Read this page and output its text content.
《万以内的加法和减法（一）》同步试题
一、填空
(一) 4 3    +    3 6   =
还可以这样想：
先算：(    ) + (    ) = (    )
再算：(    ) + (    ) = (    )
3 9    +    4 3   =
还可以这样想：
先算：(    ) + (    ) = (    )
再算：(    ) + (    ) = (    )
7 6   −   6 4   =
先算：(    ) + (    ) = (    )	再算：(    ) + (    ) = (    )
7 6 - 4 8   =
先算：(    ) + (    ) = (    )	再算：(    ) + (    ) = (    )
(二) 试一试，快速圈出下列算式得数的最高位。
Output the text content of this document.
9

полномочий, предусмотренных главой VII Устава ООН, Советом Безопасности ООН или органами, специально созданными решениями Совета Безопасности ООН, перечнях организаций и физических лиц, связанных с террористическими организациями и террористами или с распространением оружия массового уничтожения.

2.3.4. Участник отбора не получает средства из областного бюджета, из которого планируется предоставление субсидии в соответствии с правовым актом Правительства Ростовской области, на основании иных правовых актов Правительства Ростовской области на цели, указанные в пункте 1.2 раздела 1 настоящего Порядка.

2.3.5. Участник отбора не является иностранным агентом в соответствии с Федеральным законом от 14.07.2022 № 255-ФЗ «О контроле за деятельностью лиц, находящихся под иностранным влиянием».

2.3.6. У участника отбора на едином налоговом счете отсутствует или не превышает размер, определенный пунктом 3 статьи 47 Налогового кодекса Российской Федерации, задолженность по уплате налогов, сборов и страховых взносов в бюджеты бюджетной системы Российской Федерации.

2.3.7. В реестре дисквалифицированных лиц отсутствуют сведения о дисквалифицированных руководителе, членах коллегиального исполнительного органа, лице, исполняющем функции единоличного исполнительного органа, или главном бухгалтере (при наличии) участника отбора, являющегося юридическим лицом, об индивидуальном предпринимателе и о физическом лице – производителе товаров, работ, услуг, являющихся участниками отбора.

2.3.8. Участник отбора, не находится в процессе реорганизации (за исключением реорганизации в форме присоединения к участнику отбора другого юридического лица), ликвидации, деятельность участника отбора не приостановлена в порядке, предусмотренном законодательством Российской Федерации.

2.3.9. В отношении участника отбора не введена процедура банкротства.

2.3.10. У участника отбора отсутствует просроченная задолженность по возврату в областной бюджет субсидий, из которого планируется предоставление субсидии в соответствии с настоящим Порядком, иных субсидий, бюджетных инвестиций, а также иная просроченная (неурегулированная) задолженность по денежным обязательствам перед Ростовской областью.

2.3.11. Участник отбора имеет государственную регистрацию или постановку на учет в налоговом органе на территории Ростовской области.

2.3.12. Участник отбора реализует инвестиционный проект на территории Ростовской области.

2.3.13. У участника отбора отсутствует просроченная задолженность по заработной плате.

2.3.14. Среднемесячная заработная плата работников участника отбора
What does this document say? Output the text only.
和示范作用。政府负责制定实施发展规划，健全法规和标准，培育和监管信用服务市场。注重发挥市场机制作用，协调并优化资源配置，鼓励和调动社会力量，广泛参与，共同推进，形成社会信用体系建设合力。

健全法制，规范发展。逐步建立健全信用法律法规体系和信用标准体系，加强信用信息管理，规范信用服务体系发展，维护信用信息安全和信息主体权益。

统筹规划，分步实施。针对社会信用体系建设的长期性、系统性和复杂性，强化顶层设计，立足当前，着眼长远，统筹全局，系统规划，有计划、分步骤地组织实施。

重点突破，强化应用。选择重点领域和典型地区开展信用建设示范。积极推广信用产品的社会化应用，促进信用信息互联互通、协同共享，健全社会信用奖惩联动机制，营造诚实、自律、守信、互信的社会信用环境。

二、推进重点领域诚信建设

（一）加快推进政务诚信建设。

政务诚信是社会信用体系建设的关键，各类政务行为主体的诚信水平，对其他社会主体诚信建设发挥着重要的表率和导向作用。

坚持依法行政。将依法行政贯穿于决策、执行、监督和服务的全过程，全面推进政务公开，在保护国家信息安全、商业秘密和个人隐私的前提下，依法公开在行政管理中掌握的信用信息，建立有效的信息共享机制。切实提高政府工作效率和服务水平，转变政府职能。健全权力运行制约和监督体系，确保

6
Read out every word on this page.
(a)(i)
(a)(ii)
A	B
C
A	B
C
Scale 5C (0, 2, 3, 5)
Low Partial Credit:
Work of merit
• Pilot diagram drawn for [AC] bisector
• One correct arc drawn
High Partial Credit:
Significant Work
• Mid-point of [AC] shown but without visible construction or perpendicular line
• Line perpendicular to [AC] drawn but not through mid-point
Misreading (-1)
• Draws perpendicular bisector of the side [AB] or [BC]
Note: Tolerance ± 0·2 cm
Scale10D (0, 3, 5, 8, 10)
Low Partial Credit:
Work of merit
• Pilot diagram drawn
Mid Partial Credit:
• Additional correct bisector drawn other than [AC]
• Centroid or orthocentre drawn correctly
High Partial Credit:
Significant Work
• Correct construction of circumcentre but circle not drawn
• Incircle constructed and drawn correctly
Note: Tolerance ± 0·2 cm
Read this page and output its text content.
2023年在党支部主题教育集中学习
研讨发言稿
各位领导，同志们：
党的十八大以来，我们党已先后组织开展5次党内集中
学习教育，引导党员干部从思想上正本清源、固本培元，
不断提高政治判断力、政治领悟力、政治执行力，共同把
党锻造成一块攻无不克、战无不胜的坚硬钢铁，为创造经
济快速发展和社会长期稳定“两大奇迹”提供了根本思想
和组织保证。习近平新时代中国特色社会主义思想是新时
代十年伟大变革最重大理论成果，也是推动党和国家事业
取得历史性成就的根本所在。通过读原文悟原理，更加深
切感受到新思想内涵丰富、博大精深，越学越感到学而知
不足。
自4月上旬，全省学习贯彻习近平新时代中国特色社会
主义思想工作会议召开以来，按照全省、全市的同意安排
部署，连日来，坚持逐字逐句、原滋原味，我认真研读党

■ ■ ■ ■ ■ ■ ■

Where a line above contains the string "налоговом", copy that line.

2.3.6. У участника отбора на едином налоговом счете отсутствует или не превышает размер, определенный пунктом 3 статьи 47 Налогового кодекса Российской Федерации, задолженность по уплате налогов, сборов и страховых взносов в бюджеты бюджетной системы Российской Федерации.
2.3.11. Участник отбора имеет государственную регистрацию или постановку на учет в налоговом органе на территории Ростовской области.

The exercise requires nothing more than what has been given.